Supplied entries »
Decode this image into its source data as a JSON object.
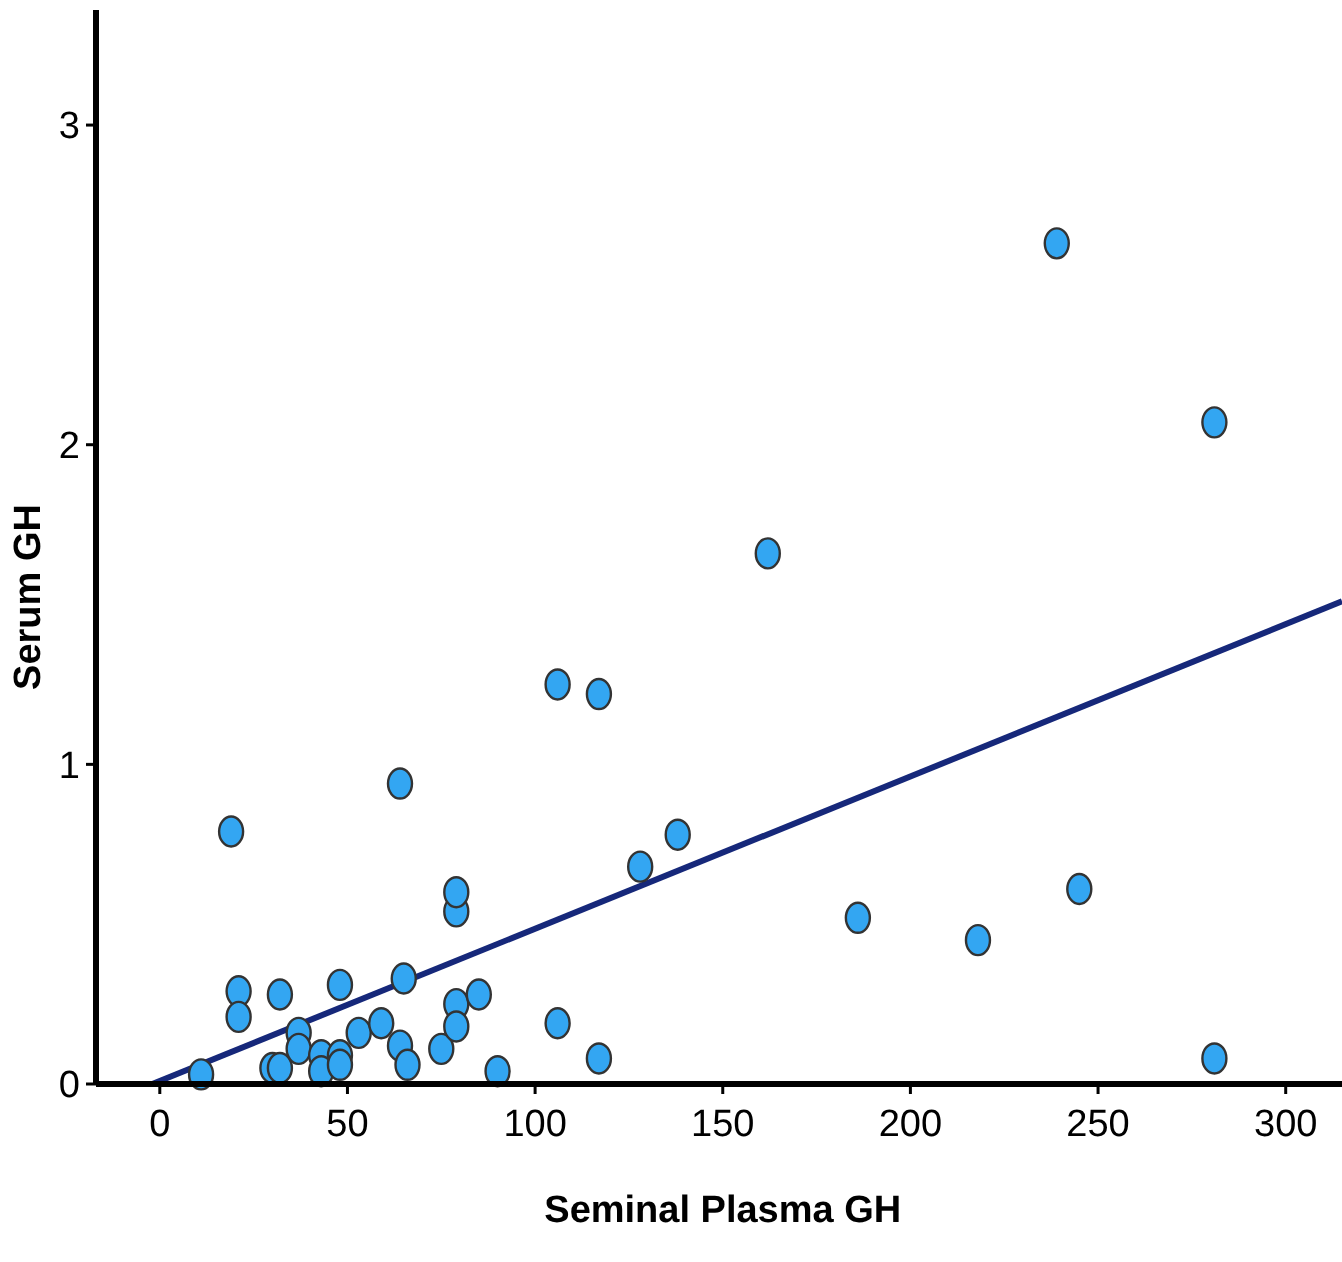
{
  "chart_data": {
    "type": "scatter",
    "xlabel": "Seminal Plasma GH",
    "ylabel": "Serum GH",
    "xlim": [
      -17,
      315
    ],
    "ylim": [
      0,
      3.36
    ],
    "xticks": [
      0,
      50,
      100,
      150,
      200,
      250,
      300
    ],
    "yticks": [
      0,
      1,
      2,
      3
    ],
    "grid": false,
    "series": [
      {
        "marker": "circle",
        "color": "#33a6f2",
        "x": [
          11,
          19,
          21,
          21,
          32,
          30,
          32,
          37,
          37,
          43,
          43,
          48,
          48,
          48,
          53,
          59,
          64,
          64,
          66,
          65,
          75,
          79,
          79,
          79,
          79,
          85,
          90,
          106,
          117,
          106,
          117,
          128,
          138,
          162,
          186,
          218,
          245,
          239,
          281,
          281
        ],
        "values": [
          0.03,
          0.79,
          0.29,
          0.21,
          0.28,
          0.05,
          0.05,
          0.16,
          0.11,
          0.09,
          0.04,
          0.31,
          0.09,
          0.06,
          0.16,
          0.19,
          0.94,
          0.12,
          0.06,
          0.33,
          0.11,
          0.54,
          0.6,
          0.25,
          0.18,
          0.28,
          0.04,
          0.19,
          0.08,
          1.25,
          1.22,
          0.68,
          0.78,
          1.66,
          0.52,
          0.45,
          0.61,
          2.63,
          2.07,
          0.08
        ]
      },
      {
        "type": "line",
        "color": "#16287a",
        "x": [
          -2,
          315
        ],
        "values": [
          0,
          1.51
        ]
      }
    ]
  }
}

Exercise instructions »
Repeat all of the data above word for word, minus the pictures.

Expected answer »
Decode this image into its source data as a JSON object.
{
  "chart_data": {
    "type": "scatter",
    "xlabel": "Seminal Plasma GH",
    "ylabel": "Serum GH",
    "xlim": [
      -17,
      315
    ],
    "ylim": [
      0,
      3.36
    ],
    "xticks": [
      0,
      50,
      100,
      150,
      200,
      250,
      300
    ],
    "yticks": [
      0,
      1,
      2,
      3
    ],
    "grid": false,
    "series": [
      {
        "marker": "circle",
        "color": "#33a6f2",
        "x": [
          11,
          19,
          21,
          21,
          32,
          30,
          32,
          37,
          37,
          43,
          43,
          48,
          48,
          48,
          53,
          59,
          64,
          64,
          66,
          65,
          75,
          79,
          79,
          79,
          79,
          85,
          90,
          106,
          117,
          106,
          117,
          128,
          138,
          162,
          186,
          218,
          245,
          239,
          281,
          281
        ],
        "values": [
          0.03,
          0.79,
          0.29,
          0.21,
          0.28,
          0.05,
          0.05,
          0.16,
          0.11,
          0.09,
          0.04,
          0.31,
          0.09,
          0.06,
          0.16,
          0.19,
          0.94,
          0.12,
          0.06,
          0.33,
          0.11,
          0.54,
          0.6,
          0.25,
          0.18,
          0.28,
          0.04,
          0.19,
          0.08,
          1.25,
          1.22,
          0.68,
          0.78,
          1.66,
          0.52,
          0.45,
          0.61,
          2.63,
          2.07,
          0.08
        ]
      },
      {
        "type": "line",
        "color": "#16287a",
        "x": [
          -2,
          315
        ],
        "values": [
          0,
          1.51
        ]
      }
    ]
  }
}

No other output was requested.